To be done →
Wherever a line holds the string "JSON", copy that line.

Records for this task →
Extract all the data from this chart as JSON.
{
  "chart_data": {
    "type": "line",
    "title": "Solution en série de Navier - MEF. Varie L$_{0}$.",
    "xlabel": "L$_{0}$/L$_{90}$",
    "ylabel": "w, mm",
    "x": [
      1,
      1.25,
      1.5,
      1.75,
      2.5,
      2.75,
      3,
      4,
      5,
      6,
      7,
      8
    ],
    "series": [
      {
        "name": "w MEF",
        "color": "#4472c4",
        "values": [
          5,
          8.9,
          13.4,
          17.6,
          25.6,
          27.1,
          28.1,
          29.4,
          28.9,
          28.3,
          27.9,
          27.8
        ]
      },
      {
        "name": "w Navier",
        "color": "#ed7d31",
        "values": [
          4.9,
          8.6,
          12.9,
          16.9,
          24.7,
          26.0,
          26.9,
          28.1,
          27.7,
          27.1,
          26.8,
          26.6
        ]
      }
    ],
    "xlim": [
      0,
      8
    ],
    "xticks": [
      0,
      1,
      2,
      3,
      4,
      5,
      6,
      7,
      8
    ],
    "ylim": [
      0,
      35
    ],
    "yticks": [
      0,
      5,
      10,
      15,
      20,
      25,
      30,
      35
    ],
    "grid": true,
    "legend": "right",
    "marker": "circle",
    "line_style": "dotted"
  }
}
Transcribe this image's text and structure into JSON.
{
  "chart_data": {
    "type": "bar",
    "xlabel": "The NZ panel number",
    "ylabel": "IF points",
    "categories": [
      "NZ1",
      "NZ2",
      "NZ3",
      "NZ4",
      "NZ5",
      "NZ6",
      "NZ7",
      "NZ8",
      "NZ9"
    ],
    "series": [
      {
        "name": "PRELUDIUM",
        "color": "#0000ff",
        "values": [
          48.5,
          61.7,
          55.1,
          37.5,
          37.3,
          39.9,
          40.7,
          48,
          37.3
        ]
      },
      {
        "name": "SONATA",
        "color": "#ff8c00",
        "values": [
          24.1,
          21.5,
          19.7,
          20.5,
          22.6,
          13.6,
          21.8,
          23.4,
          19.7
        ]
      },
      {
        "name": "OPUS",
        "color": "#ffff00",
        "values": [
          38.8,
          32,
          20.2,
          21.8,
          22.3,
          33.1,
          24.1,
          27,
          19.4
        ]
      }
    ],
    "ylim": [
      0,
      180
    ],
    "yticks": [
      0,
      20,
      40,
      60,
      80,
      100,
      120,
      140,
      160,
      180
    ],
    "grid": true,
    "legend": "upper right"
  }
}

Completed exercise →
Extract all the data from this chart as JSON.
Transcribe this image's text and structure into JSON.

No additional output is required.